#### EXERCISE TASK
Each record below is to be reproduced without any change.

▬▬▬▬▬▬

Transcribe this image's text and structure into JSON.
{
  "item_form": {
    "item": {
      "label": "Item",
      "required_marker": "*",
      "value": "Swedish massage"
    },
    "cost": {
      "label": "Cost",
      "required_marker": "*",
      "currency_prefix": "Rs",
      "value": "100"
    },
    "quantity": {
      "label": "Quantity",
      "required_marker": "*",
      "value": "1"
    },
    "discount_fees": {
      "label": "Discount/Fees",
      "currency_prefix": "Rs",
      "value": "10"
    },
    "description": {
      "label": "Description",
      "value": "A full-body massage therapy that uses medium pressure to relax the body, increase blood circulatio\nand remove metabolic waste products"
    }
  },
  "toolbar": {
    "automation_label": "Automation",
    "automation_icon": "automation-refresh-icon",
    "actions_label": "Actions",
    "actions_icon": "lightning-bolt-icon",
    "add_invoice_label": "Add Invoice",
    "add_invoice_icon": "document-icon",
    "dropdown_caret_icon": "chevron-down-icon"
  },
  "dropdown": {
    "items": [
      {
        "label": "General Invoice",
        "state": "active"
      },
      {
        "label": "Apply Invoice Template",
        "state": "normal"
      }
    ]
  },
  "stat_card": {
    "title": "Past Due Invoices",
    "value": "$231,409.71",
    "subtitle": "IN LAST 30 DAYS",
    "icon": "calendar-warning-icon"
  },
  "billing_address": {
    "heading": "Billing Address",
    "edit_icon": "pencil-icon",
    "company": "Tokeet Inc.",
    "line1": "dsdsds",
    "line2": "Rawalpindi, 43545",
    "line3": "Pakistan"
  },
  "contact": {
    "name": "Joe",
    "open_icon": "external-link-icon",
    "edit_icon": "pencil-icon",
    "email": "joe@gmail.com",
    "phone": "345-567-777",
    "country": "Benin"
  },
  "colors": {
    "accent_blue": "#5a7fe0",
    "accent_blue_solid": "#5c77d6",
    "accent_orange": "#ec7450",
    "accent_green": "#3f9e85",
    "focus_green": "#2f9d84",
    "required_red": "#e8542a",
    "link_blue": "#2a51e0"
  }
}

▬▬▬▬▬▬

#### RESPONSE
Transcribe this image's text and structure into JSON.
{
  "item_form": {
    "item": {
      "label": "Item",
      "required_marker": "*",
      "value": "Swedish massage"
    },
    "cost": {
      "label": "Cost",
      "required_marker": "*",
      "currency_prefix": "Rs",
      "value": "100"
    },
    "quantity": {
      "label": "Quantity",
      "required_marker": "*",
      "value": "1"
    },
    "discount_fees": {
      "label": "Discount/Fees",
      "currency_prefix": "Rs",
      "value": "10"
    },
    "description": {
      "label": "Description",
      "value": "A full-body massage therapy that uses medium pressure to relax the body, increase blood circulatio\nand remove metabolic waste products"
    }
  },
  "toolbar": {
    "automation_label": "Automation",
    "automation_icon": "automation-refresh-icon",
    "actions_label": "Actions",
    "actions_icon": "lightning-bolt-icon",
    "add_invoice_label": "Add Invoice",
    "add_invoice_icon": "document-icon",
    "dropdown_caret_icon": "chevron-down-icon"
  },
  "dropdown": {
    "items": [
      {
        "label": "General Invoice",
        "state": "active"
      },
      {
        "label": "Apply Invoice Template",
        "state": "normal"
      }
    ]
  },
  "stat_card": {
    "title": "Past Due Invoices",
    "value": "$231,409.71",
    "subtitle": "IN LAST 30 DAYS",
    "icon": "calendar-warning-icon"
  },
  "billing_address": {
    "heading": "Billing Address",
    "edit_icon": "pencil-icon",
    "company": "Tokeet Inc.",
    "line1": "dsdsds",
    "line2": "Rawalpindi, 43545",
    "line3": "Pakistan"
  },
  "contact": {
    "name": "Joe",
    "open_icon": "external-link-icon",
    "edit_icon": "pencil-icon",
    "email": "joe@gmail.com",
    "phone": "345-567-777",
    "country": "Benin"
  },
  "colors": {
    "accent_blue": "#5a7fe0",
    "accent_blue_solid": "#5c77d6",
    "accent_orange": "#ec7450",
    "accent_green": "#3f9e85",
    "focus_green": "#2f9d84",
    "required_red": "#e8542a",
    "link_blue": "#2a51e0"
  }
}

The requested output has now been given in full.